Problem to work on —
Copy the lines holding the word "title", all of them.
= = = = = = =
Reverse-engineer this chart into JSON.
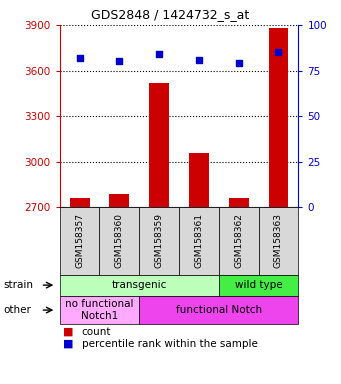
{
  "title": "GDS2848 / 1424732_s_at",
  "samples": [
    "GSM158357",
    "GSM158360",
    "GSM158359",
    "GSM158361",
    "GSM158362",
    "GSM158363"
  ],
  "counts": [
    2760,
    2790,
    3520,
    3060,
    2760,
    3880
  ],
  "percentiles": [
    82,
    80,
    84,
    81,
    79,
    85
  ],
  "ylim_left": [
    2700,
    3900
  ],
  "ylim_right": [
    0,
    100
  ],
  "yticks_left": [
    2700,
    3000,
    3300,
    3600,
    3900
  ],
  "yticks_right": [
    0,
    25,
    50,
    75,
    100
  ],
  "bar_color": "#cc0000",
  "dot_color": "#0000cc",
  "strain_labels": [
    {
      "text": "transgenic",
      "cols": [
        0,
        3
      ],
      "color": "#bbffbb"
    },
    {
      "text": "wild type",
      "cols": [
        4,
        5
      ],
      "color": "#44ee44"
    }
  ],
  "other_labels": [
    {
      "text": "no functional\nNotch1",
      "cols": [
        0,
        1
      ],
      "color": "#ffaaff"
    },
    {
      "text": "functional Notch",
      "cols": [
        2,
        5
      ],
      "color": "#ee44ee"
    }
  ],
  "strain_row_label": "strain",
  "other_row_label": "other",
  "legend_count_color": "#cc0000",
  "legend_dot_color": "#0000cc",
  "left_axis_color": "#cc0000",
  "right_axis_color": "#0000cc",
  "sample_cell_color": "#d8d8d8",
  "grid_color": "#000000"
}
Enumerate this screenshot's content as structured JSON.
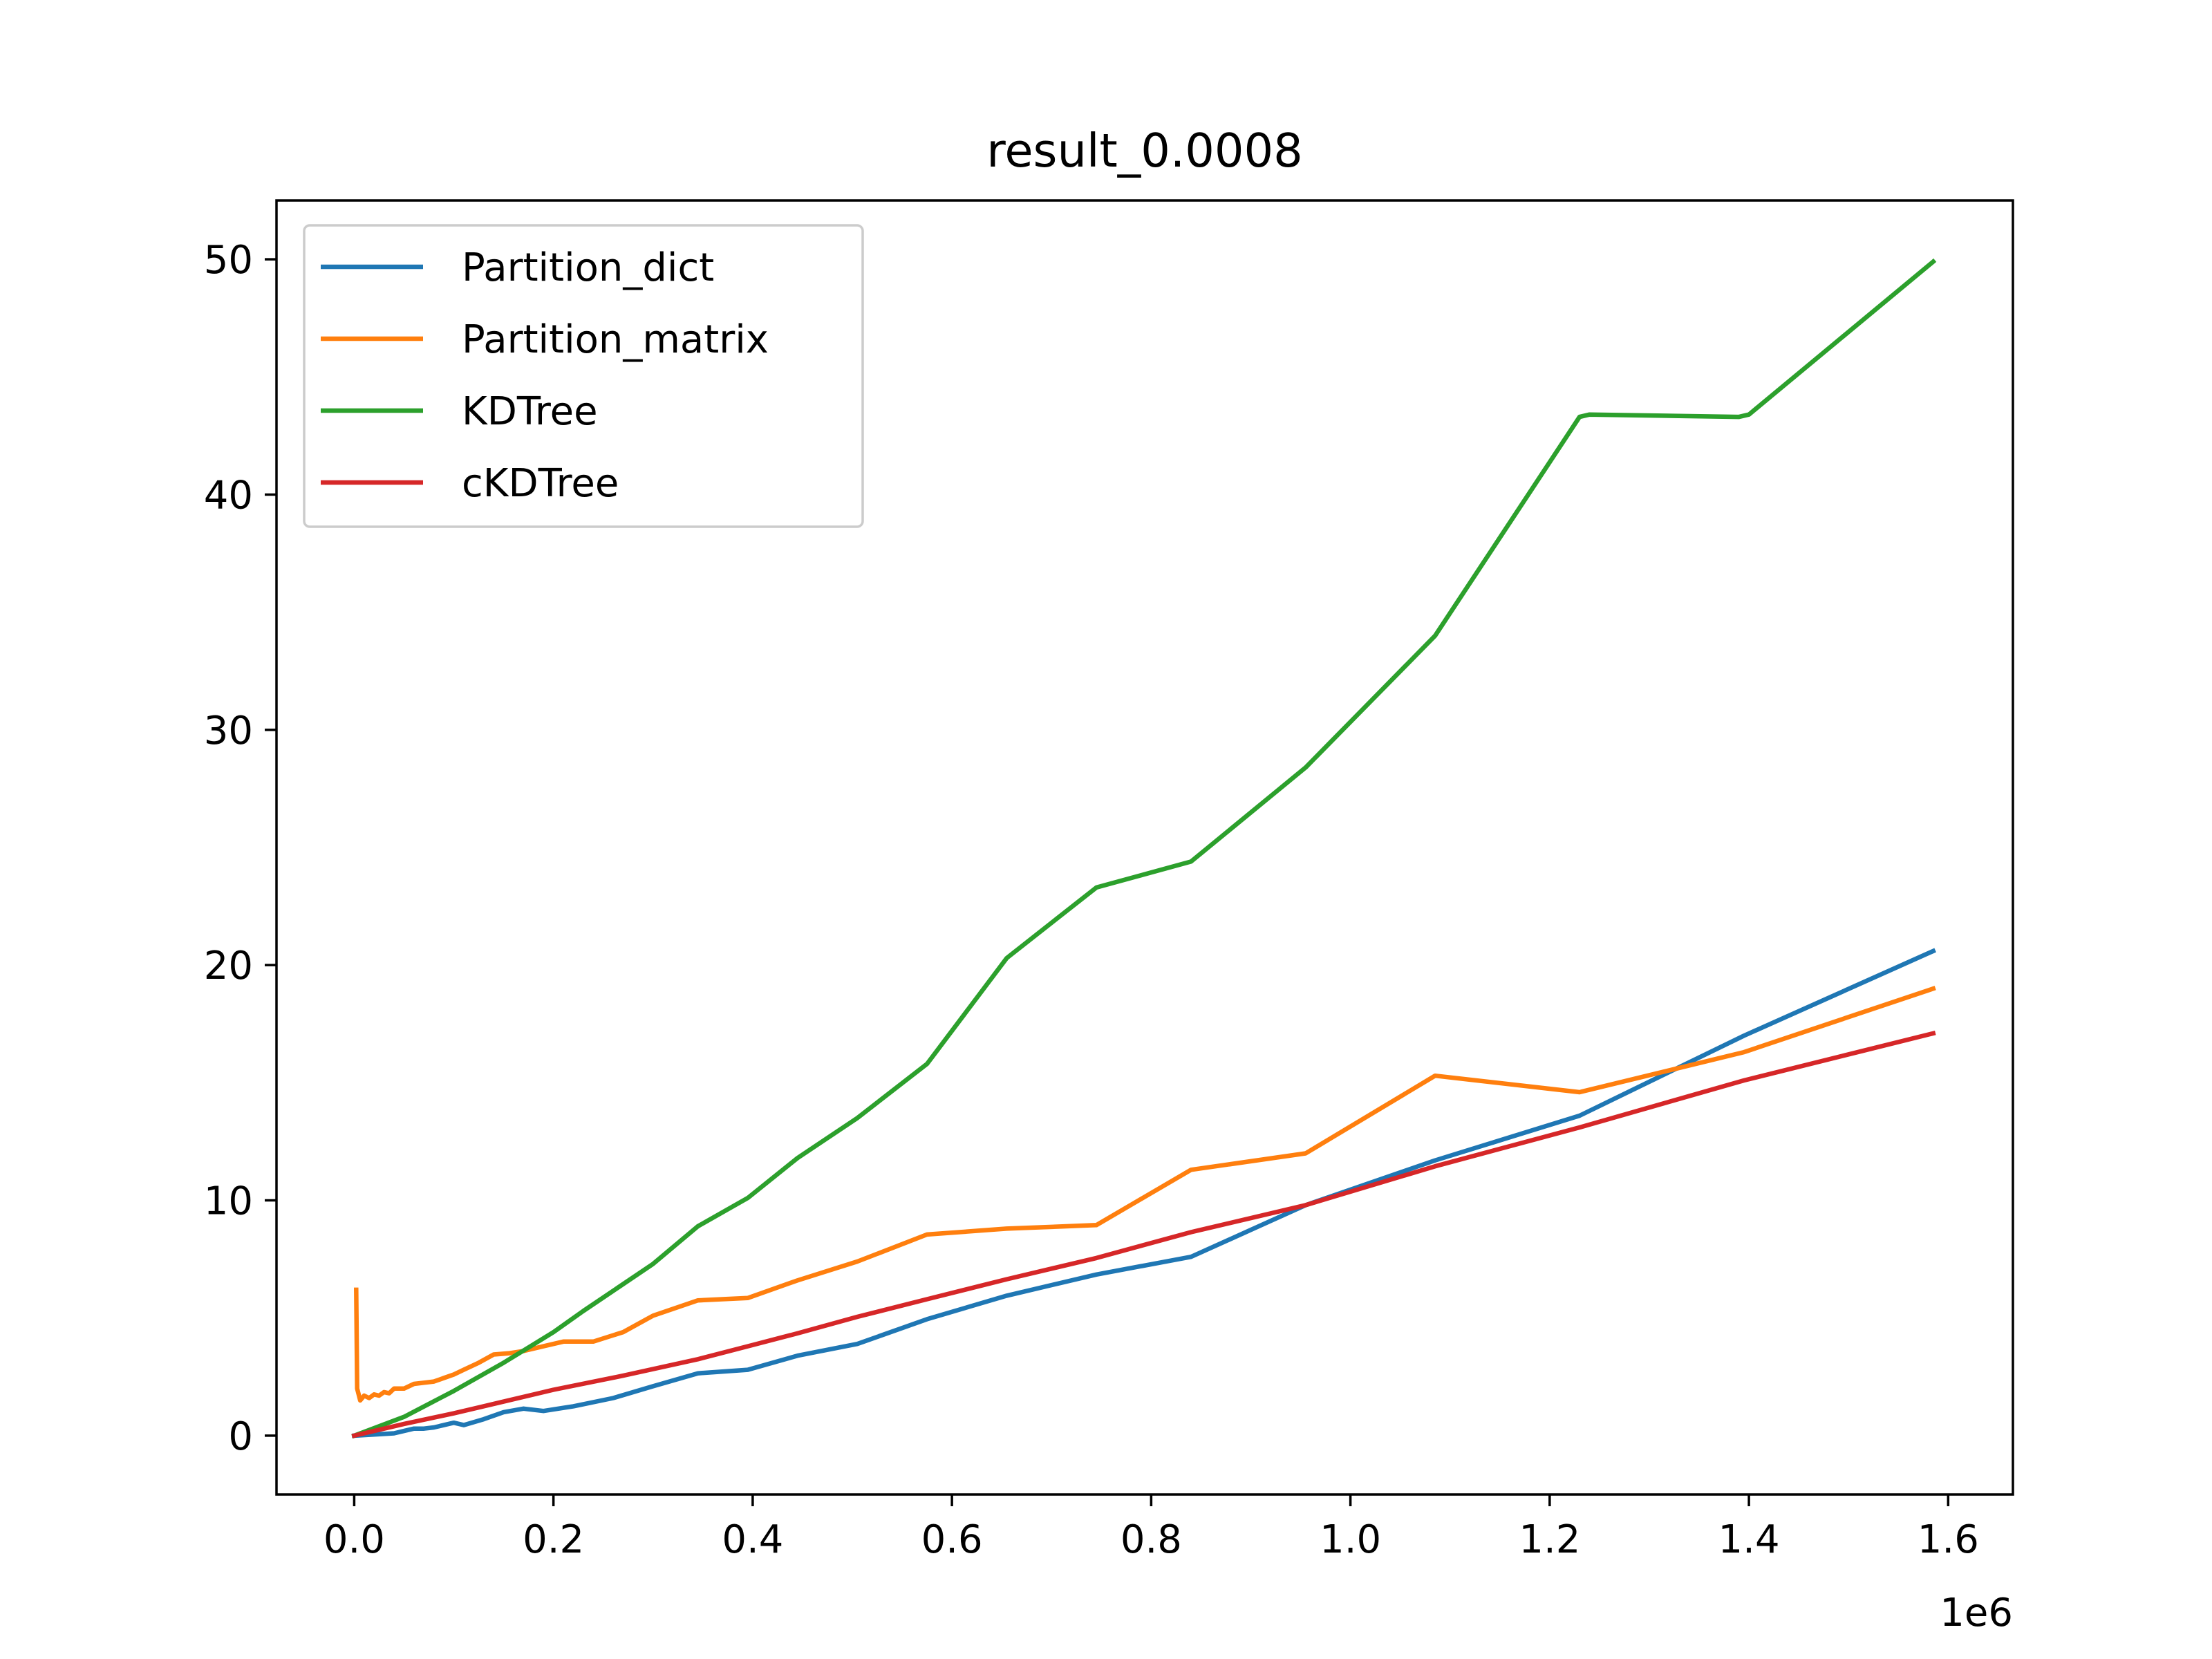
{
  "chart_data": {
    "type": "line",
    "title": "result_0.0008",
    "xlabel": "",
    "ylabel": "",
    "x_offset_label": "1e6",
    "xlim": [
      -0.078,
      1.665
    ],
    "ylim": [
      -2.5,
      52.5
    ],
    "x_ticks": [
      0.0,
      0.2,
      0.4,
      0.6,
      0.8,
      1.0,
      1.2,
      1.4,
      1.6
    ],
    "x_tick_labels": [
      "0.0",
      "0.2",
      "0.4",
      "0.6",
      "0.8",
      "1.0",
      "1.2",
      "1.4",
      "1.6"
    ],
    "y_ticks": [
      0,
      10,
      20,
      30,
      40,
      50
    ],
    "y_tick_labels": [
      "0",
      "10",
      "20",
      "30",
      "40",
      "50"
    ],
    "grid": false,
    "legend_position": "top-left",
    "series": [
      {
        "name": "Partition_dict",
        "color": "#1f77b4",
        "points": [
          [
            0.0,
            0.0
          ],
          [
            0.02,
            0.05
          ],
          [
            0.04,
            0.1
          ],
          [
            0.05,
            0.2
          ],
          [
            0.06,
            0.3
          ],
          [
            0.07,
            0.3
          ],
          [
            0.08,
            0.35
          ],
          [
            0.1,
            0.55
          ],
          [
            0.11,
            0.45
          ],
          [
            0.13,
            0.7
          ],
          [
            0.15,
            1.0
          ],
          [
            0.17,
            1.15
          ],
          [
            0.19,
            1.05
          ],
          [
            0.22,
            1.25
          ],
          [
            0.26,
            1.6
          ],
          [
            0.3,
            2.1
          ],
          [
            0.345,
            2.65
          ],
          [
            0.395,
            2.8
          ],
          [
            0.445,
            3.4
          ],
          [
            0.505,
            3.9
          ],
          [
            0.575,
            4.95
          ],
          [
            0.655,
            5.95
          ],
          [
            0.745,
            6.85
          ],
          [
            0.84,
            7.6
          ],
          [
            0.955,
            9.8
          ],
          [
            1.085,
            11.7
          ],
          [
            1.23,
            13.6
          ],
          [
            1.395,
            17.0
          ],
          [
            1.585,
            20.6
          ]
        ]
      },
      {
        "name": "Partition_matrix",
        "color": "#ff7f0e",
        "points": [
          [
            0.002,
            6.2
          ],
          [
            0.003,
            2.0
          ],
          [
            0.006,
            1.5
          ],
          [
            0.01,
            1.7
          ],
          [
            0.015,
            1.6
          ],
          [
            0.02,
            1.75
          ],
          [
            0.025,
            1.7
          ],
          [
            0.03,
            1.85
          ],
          [
            0.035,
            1.8
          ],
          [
            0.04,
            2.0
          ],
          [
            0.05,
            2.0
          ],
          [
            0.06,
            2.2
          ],
          [
            0.07,
            2.25
          ],
          [
            0.08,
            2.3
          ],
          [
            0.09,
            2.45
          ],
          [
            0.1,
            2.6
          ],
          [
            0.11,
            2.8
          ],
          [
            0.125,
            3.1
          ],
          [
            0.14,
            3.45
          ],
          [
            0.155,
            3.5
          ],
          [
            0.17,
            3.6
          ],
          [
            0.19,
            3.8
          ],
          [
            0.21,
            4.0
          ],
          [
            0.24,
            4.0
          ],
          [
            0.27,
            4.4
          ],
          [
            0.3,
            5.1
          ],
          [
            0.345,
            5.75
          ],
          [
            0.395,
            5.85
          ],
          [
            0.445,
            6.6
          ],
          [
            0.505,
            7.4
          ],
          [
            0.575,
            8.55
          ],
          [
            0.655,
            8.8
          ],
          [
            0.745,
            8.95
          ],
          [
            0.84,
            11.3
          ],
          [
            0.955,
            12.0
          ],
          [
            1.085,
            15.3
          ],
          [
            1.23,
            14.6
          ],
          [
            1.395,
            16.3
          ],
          [
            1.585,
            19.0
          ]
        ]
      },
      {
        "name": "KDTree",
        "color": "#2ca02c",
        "points": [
          [
            0.0,
            0.0
          ],
          [
            0.05,
            0.8
          ],
          [
            0.1,
            1.9
          ],
          [
            0.15,
            3.1
          ],
          [
            0.2,
            4.4
          ],
          [
            0.23,
            5.3
          ],
          [
            0.265,
            6.3
          ],
          [
            0.3,
            7.3
          ],
          [
            0.345,
            8.9
          ],
          [
            0.395,
            10.1
          ],
          [
            0.445,
            11.8
          ],
          [
            0.505,
            13.5
          ],
          [
            0.575,
            15.8
          ],
          [
            0.655,
            20.3
          ],
          [
            0.745,
            23.3
          ],
          [
            0.84,
            24.4
          ],
          [
            0.955,
            28.4
          ],
          [
            1.085,
            34.0
          ],
          [
            1.23,
            43.3
          ],
          [
            1.24,
            43.4
          ],
          [
            1.39,
            43.3
          ],
          [
            1.4,
            43.4
          ],
          [
            1.585,
            49.9
          ]
        ]
      },
      {
        "name": "cKDTree",
        "color": "#d62728",
        "points": [
          [
            0.0,
            0.0
          ],
          [
            0.05,
            0.5
          ],
          [
            0.1,
            0.95
          ],
          [
            0.15,
            1.45
          ],
          [
            0.2,
            1.95
          ],
          [
            0.27,
            2.55
          ],
          [
            0.345,
            3.25
          ],
          [
            0.395,
            3.8
          ],
          [
            0.445,
            4.35
          ],
          [
            0.505,
            5.05
          ],
          [
            0.575,
            5.8
          ],
          [
            0.655,
            6.65
          ],
          [
            0.745,
            7.55
          ],
          [
            0.84,
            8.65
          ],
          [
            0.955,
            9.8
          ],
          [
            1.085,
            11.45
          ],
          [
            1.23,
            13.1
          ],
          [
            1.395,
            15.1
          ],
          [
            1.585,
            17.1
          ]
        ]
      }
    ]
  }
}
= = = = = = =
Response to this task —
  "title": "GDS2848 / 1424732_s_at",
    "title": "result_0.0008",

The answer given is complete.